Provide only the number of lines in the listing that contain the string "фюзеляжа".

### [DATA LISTING]

____

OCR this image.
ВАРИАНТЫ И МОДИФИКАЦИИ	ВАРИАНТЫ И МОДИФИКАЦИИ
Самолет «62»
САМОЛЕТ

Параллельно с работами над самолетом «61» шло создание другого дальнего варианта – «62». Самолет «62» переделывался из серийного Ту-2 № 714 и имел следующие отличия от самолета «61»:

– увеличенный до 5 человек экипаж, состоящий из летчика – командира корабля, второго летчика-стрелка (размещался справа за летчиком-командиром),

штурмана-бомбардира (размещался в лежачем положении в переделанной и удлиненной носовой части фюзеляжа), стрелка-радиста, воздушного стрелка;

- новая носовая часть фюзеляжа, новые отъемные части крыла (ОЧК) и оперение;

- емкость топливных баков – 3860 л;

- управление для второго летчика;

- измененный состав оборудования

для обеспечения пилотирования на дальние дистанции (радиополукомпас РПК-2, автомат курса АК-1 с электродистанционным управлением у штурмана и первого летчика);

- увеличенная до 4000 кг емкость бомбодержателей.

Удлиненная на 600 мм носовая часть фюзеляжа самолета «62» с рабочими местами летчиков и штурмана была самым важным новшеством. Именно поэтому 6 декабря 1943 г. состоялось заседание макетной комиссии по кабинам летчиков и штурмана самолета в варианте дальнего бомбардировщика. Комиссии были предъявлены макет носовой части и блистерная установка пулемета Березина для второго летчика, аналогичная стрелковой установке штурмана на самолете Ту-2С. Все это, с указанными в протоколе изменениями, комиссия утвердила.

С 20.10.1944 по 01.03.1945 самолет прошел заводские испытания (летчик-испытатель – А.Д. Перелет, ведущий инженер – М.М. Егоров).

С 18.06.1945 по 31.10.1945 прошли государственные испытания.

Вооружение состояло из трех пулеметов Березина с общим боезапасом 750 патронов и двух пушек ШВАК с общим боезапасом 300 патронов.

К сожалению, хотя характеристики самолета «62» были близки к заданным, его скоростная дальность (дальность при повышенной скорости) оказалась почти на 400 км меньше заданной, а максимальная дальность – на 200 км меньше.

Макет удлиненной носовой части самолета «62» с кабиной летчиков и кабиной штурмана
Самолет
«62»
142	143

____

### [COMPLETE RESPONSE]
3